### RECORDS SHOWN
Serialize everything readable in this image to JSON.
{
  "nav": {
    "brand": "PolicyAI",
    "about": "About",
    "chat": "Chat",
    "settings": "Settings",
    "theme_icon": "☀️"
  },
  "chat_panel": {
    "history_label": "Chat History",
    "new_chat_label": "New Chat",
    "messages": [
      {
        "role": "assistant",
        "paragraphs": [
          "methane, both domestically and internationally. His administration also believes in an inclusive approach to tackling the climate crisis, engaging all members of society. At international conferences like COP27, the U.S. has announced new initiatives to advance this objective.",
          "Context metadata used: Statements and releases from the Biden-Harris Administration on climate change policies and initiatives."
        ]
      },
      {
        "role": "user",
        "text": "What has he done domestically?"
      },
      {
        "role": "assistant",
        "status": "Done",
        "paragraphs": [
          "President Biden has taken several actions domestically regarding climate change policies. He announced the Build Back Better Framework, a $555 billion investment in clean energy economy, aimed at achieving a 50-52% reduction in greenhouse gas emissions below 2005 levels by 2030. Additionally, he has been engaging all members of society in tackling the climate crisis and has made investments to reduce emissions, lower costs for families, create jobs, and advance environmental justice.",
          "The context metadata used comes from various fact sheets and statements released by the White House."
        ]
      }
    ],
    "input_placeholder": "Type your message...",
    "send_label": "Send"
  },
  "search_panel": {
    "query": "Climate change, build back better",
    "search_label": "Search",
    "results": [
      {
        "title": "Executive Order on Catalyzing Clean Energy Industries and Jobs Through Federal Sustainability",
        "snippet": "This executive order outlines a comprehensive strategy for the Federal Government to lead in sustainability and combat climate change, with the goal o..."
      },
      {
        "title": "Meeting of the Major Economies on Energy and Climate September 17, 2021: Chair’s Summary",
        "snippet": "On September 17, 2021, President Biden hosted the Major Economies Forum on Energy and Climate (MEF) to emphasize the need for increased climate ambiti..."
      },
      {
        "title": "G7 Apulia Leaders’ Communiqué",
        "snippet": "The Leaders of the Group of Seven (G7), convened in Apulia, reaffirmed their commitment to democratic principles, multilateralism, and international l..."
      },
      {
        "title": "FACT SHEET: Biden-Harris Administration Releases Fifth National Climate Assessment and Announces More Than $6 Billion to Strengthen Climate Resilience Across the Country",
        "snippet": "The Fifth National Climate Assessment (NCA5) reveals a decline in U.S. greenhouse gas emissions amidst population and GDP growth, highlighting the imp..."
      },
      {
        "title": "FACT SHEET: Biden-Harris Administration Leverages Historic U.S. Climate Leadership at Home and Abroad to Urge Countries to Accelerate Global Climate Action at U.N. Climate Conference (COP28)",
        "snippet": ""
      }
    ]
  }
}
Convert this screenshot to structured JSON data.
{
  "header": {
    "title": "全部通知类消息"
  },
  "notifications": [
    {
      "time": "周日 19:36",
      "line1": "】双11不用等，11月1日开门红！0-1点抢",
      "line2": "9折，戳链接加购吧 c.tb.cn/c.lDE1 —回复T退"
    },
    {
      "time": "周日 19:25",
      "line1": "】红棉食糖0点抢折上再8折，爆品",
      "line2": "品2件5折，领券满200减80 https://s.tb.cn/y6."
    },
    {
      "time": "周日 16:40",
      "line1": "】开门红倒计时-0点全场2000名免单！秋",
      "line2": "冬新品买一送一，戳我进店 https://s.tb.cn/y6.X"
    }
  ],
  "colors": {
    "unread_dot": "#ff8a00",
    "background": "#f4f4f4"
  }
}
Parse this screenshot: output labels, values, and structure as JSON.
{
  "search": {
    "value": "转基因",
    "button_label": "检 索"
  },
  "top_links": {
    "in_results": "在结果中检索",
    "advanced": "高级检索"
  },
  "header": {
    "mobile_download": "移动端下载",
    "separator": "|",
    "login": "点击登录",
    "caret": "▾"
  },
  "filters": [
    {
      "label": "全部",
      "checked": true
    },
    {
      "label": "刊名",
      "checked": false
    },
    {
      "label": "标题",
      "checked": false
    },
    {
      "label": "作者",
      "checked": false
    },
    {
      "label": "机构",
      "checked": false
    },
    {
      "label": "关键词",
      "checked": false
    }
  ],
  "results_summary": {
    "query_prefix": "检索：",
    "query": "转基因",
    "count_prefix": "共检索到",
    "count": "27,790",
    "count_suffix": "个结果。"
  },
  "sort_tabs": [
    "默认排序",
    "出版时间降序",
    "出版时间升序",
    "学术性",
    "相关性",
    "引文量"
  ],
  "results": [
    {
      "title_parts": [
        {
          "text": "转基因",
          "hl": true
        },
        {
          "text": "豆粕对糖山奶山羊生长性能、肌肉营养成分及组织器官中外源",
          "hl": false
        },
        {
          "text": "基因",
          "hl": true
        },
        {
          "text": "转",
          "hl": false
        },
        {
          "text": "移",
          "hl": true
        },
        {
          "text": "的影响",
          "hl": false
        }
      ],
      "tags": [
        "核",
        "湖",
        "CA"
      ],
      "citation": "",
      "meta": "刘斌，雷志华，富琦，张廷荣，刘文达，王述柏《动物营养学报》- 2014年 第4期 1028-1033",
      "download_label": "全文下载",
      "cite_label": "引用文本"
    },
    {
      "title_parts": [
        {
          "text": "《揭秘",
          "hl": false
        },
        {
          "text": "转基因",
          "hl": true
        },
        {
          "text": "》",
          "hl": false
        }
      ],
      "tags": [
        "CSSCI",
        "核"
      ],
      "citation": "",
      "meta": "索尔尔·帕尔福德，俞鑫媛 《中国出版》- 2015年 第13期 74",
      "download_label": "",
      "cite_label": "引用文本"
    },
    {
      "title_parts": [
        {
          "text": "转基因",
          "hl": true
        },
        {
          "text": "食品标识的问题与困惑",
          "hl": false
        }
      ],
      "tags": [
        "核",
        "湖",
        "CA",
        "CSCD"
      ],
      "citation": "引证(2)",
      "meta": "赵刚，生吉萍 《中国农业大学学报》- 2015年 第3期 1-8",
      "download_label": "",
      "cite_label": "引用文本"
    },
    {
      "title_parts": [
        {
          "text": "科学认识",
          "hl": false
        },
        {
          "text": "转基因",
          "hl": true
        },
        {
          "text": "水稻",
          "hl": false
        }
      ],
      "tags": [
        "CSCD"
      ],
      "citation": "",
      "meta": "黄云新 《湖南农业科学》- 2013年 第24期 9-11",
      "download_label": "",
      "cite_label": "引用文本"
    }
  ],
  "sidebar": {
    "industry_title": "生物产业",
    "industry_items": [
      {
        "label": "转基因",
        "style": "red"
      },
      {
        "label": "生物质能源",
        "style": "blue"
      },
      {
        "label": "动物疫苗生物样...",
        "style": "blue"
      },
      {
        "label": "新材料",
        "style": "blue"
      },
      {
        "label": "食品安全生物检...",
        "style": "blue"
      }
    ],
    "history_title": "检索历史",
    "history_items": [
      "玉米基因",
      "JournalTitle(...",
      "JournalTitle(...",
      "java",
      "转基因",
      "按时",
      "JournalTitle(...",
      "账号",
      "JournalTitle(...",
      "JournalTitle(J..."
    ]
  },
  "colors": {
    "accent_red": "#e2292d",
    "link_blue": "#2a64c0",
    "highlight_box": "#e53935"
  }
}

### WRITTEN TASK
From the material above, copy each line that includes the word "domestically".

### RESULT
          "methane, both domestically and internationally. His administration also believes in an inclusive approach to tackling the climate crisis, engaging all members of society. At international conferences like COP27, the U.S. has announced new initiatives to advance this objective.",
        "text": "What has he done domestically?"
          "President Biden has taken several actions domestically regarding climate change policies. He announced the Build Back Better Framework, a $555 billion investment in clean energy economy, aimed at achieving a 50-52% reduction in greenhouse gas emissions below 2005 levels by 2030. Additionally, he has been engaging all members of society in tackling the climate crisis and has made investments to reduce emissions, lower costs for families, create jobs, and advance environmental justice.",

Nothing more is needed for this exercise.